DIRECTION
Exactly reproduce each record listed below.

(Data extracted from a collection)
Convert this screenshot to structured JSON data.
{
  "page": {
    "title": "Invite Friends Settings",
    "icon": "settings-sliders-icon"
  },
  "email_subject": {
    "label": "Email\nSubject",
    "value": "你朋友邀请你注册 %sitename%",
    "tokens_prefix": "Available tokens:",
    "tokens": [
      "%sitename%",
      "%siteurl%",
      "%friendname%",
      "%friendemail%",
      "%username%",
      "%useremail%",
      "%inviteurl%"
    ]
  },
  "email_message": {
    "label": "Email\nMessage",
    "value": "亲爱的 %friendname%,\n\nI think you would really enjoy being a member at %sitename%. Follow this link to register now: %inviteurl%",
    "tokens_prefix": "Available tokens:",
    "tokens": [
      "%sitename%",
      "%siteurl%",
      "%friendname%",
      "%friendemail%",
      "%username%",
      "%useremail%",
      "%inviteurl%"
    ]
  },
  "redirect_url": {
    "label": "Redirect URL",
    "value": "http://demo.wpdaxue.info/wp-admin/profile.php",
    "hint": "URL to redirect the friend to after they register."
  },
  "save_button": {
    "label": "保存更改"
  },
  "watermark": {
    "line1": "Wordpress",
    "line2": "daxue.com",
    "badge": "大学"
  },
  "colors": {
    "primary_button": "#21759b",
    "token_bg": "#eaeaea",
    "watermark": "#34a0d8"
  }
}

SOLUTION TO THE EXERCISE
Convert this screenshot to structured JSON data.
{
  "page": {
    "title": "Invite Friends Settings",
    "icon": "settings-sliders-icon"
  },
  "email_subject": {
    "label": "Email\nSubject",
    "value": "你朋友邀请你注册 %sitename%",
    "tokens_prefix": "Available tokens:",
    "tokens": [
      "%sitename%",
      "%siteurl%",
      "%friendname%",
      "%friendemail%",
      "%username%",
      "%useremail%",
      "%inviteurl%"
    ]
  },
  "email_message": {
    "label": "Email\nMessage",
    "value": "亲爱的 %friendname%,\n\nI think you would really enjoy being a member at %sitename%. Follow this link to register now: %inviteurl%",
    "tokens_prefix": "Available tokens:",
    "tokens": [
      "%sitename%",
      "%siteurl%",
      "%friendname%",
      "%friendemail%",
      "%username%",
      "%useremail%",
      "%inviteurl%"
    ]
  },
  "redirect_url": {
    "label": "Redirect URL",
    "value": "http://demo.wpdaxue.info/wp-admin/profile.php",
    "hint": "URL to redirect the friend to after they register."
  },
  "save_button": {
    "label": "保存更改"
  },
  "watermark": {
    "line1": "Wordpress",
    "line2": "daxue.com",
    "badge": "大学"
  },
  "colors": {
    "primary_button": "#21759b",
    "token_bg": "#eaeaea",
    "watermark": "#34a0d8"
  }
}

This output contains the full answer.